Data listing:
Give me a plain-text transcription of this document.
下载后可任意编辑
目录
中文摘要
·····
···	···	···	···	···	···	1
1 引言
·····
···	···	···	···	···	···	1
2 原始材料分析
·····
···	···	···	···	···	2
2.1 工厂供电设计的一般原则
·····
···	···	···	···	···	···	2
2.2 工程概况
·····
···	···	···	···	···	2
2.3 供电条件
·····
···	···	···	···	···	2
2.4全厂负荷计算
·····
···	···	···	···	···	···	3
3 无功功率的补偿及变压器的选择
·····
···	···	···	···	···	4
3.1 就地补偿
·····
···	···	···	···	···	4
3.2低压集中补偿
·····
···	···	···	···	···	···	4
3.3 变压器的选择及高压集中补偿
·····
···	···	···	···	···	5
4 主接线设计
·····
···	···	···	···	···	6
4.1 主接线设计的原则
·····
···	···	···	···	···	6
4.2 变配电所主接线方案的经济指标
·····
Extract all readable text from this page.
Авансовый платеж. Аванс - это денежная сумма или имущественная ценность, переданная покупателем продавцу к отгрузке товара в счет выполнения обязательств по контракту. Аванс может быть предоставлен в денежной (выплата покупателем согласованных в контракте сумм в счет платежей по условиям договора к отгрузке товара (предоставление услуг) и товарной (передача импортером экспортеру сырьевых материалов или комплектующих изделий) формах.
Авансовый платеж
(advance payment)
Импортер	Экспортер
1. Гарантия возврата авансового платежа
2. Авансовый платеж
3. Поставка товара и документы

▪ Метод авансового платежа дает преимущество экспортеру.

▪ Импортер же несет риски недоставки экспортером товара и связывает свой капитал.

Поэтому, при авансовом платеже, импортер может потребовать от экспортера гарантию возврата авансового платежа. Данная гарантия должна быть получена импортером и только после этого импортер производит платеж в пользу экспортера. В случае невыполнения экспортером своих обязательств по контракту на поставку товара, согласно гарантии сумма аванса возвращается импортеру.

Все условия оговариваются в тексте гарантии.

---

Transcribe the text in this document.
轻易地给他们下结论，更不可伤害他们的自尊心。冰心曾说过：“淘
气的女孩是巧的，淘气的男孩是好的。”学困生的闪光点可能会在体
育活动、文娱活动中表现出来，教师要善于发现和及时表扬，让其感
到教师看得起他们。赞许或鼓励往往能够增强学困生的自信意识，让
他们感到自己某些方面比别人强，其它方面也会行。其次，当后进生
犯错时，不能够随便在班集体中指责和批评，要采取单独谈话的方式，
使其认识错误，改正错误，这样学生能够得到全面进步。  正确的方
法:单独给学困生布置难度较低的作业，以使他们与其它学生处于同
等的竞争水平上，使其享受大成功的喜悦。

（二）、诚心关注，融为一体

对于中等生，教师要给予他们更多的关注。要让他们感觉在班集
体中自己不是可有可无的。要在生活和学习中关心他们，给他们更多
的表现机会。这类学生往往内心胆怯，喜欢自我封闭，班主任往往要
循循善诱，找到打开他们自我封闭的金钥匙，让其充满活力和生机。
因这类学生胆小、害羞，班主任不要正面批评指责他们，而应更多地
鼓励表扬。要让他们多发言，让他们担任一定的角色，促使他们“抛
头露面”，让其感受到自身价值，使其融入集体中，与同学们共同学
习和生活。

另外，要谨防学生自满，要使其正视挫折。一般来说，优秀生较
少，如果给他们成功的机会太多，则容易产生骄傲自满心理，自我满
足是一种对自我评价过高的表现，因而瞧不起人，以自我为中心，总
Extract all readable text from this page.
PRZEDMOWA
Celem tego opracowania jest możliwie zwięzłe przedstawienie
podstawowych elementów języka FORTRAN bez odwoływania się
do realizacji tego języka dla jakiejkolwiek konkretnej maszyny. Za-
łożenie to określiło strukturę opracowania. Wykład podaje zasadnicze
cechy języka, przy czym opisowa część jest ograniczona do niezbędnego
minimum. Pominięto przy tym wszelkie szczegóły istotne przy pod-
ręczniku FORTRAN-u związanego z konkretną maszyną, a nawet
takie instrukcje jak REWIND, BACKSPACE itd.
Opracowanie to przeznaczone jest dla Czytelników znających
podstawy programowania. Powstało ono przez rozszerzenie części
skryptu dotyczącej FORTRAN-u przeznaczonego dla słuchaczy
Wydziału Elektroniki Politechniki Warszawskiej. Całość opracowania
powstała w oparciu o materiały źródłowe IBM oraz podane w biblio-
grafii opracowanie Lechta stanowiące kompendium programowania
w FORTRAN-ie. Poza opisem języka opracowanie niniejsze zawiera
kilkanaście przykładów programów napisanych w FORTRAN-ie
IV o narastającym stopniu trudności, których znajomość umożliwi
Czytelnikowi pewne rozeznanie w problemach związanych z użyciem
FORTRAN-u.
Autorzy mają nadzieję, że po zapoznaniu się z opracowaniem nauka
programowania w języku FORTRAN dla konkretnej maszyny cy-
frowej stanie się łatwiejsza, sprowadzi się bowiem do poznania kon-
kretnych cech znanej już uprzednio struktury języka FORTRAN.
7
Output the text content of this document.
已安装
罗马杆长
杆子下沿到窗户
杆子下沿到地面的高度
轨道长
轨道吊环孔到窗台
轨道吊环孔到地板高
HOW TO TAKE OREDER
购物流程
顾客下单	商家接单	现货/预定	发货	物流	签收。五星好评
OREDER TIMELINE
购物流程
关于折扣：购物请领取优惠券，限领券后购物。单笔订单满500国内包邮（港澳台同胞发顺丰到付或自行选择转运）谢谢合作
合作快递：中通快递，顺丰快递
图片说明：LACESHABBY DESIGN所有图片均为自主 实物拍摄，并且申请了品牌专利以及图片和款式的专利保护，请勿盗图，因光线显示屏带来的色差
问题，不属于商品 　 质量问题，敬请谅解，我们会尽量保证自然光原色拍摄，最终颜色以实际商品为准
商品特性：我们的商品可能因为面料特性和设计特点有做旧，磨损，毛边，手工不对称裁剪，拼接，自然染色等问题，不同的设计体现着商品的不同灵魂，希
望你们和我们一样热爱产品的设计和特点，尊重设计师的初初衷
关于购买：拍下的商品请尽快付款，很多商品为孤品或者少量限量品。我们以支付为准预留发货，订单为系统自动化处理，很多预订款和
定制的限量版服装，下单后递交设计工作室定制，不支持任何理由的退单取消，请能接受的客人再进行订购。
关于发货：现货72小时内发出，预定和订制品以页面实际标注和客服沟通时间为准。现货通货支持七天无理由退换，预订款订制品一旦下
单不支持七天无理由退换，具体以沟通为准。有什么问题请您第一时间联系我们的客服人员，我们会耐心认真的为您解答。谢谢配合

...

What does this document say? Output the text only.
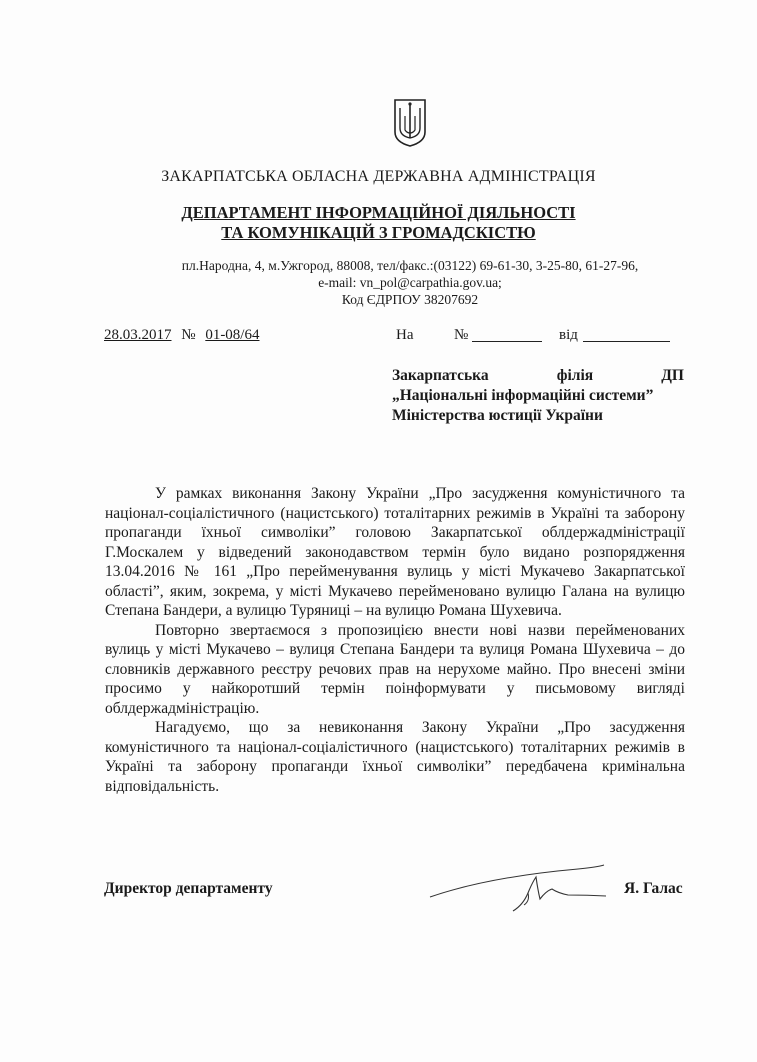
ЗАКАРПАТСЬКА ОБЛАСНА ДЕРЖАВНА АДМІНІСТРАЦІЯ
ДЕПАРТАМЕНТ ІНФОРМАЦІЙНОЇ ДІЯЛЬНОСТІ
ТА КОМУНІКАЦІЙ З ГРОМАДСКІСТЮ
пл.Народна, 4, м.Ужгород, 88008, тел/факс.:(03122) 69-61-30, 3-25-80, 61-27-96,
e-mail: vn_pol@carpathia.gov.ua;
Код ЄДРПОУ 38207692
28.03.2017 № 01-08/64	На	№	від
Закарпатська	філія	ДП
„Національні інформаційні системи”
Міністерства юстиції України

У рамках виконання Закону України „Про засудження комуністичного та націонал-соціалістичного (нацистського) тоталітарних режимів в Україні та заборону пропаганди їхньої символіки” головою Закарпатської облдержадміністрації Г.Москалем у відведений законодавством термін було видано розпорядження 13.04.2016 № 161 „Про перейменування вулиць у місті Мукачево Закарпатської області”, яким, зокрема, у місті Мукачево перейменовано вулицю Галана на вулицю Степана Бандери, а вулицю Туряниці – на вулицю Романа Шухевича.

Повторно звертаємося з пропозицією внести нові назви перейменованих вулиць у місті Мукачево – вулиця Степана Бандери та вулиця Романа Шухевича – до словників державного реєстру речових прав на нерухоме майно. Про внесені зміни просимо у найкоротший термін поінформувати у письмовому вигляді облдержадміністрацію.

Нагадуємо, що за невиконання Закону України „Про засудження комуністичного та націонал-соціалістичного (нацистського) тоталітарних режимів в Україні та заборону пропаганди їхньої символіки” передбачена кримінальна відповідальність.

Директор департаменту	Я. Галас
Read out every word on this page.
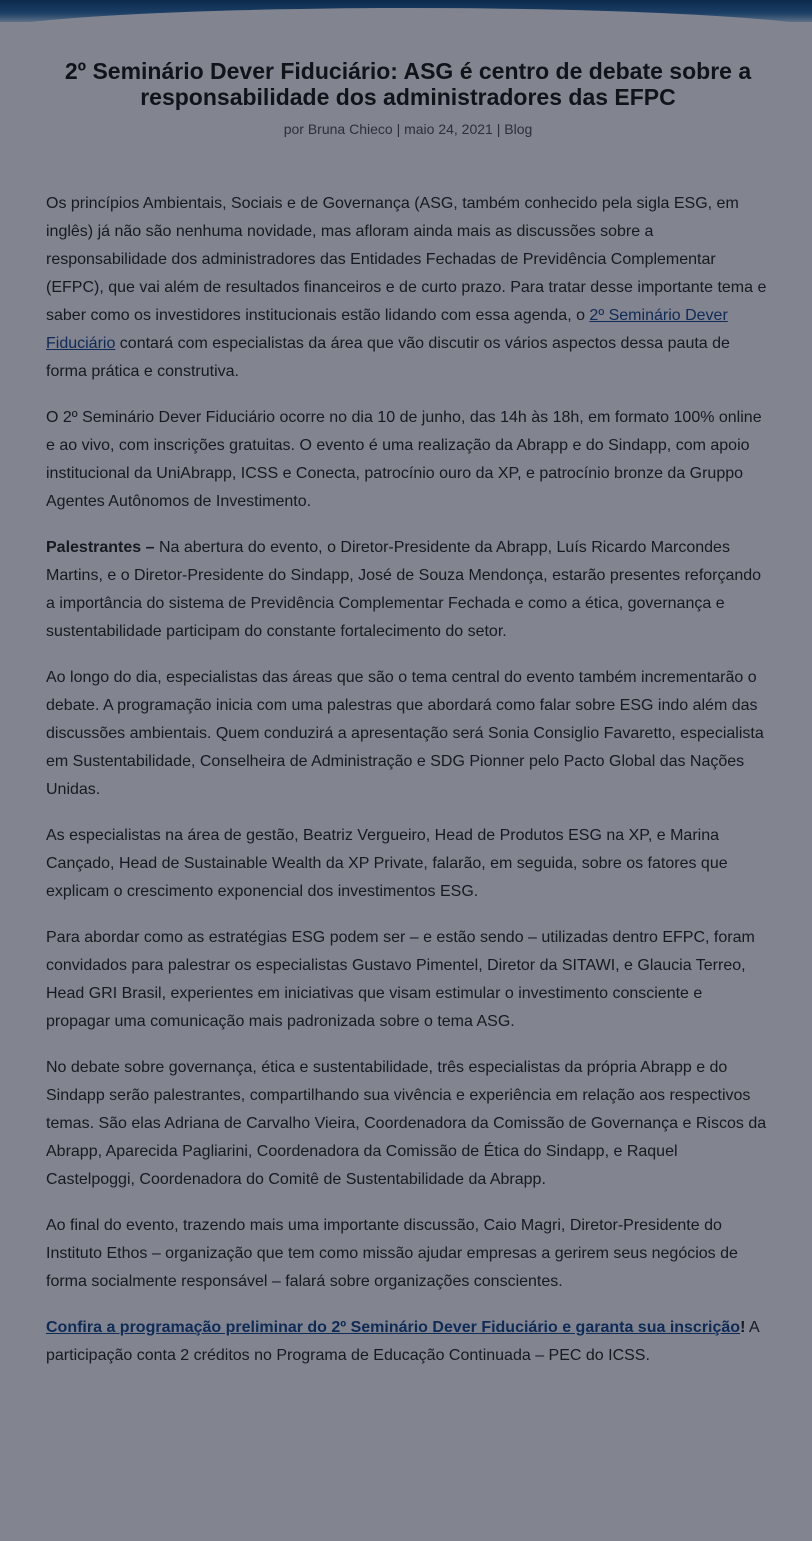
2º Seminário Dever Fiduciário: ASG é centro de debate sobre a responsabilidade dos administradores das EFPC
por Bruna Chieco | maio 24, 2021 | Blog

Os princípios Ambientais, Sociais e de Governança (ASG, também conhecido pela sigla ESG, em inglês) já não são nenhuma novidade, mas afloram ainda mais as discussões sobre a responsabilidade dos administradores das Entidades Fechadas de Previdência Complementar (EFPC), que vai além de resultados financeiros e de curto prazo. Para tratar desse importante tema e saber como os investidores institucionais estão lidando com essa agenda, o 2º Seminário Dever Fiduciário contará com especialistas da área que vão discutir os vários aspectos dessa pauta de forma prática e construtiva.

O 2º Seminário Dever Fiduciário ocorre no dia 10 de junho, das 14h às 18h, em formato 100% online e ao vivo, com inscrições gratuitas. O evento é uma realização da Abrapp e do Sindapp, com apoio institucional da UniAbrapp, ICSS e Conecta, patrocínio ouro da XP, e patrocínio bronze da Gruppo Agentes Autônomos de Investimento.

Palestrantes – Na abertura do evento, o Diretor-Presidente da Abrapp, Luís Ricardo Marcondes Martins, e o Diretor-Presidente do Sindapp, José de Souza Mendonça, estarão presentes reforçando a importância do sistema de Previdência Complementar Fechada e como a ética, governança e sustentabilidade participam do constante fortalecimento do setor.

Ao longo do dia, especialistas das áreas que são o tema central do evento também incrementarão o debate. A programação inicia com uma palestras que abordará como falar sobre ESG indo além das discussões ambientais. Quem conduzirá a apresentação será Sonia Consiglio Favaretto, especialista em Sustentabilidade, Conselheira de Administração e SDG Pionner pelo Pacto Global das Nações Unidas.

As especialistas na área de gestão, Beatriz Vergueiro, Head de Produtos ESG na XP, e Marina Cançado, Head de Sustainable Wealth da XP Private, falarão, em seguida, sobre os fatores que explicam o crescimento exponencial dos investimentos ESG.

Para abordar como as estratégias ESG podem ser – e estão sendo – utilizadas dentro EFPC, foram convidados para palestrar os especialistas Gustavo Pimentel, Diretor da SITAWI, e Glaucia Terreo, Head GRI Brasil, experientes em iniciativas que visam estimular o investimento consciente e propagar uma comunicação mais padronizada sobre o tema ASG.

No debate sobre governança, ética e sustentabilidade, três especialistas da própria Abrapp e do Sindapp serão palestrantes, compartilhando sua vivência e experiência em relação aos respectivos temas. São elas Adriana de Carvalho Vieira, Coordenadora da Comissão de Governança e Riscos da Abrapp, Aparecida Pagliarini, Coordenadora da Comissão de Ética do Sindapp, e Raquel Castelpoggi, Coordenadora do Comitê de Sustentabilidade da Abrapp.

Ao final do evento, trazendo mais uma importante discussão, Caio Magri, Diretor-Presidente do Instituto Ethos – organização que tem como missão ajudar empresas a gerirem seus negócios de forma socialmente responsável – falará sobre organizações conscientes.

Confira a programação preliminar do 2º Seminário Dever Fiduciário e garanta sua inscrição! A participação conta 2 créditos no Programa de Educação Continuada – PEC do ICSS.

# Task to carry out:
Go through the material above and copy each line that has the word "Шухевича".

# Exercise answer:
У рамках виконання Закону України „Про засудження комуністичного та націонал-соціалістичного (нацистського) тоталітарних режимів в Україні та заборону пропаганди їхньої символіки” головою Закарпатської облдержадміністрації Г.Москалем у відведений законодавством термін було видано розпорядження 13.04.2016 № 161 „Про перейменування вулиць у місті Мукачево Закарпатської області”, яким, зокрема, у місті Мукачево перейменовано вулицю Галана на вулицю Степана Бандери, а вулицю Туряниці – на вулицю Романа Шухевича.
Повторно звертаємося з пропозицією внести нові назви перейменованих вулиць у місті Мукачево – вулиця Степана Бандери та вулиця Романа Шухевича – до словників державного реєстру речових прав на нерухоме майно. Про внесені зміни просимо у найкоротший термін поінформувати у письмовому вигляді облдержадміністрацію.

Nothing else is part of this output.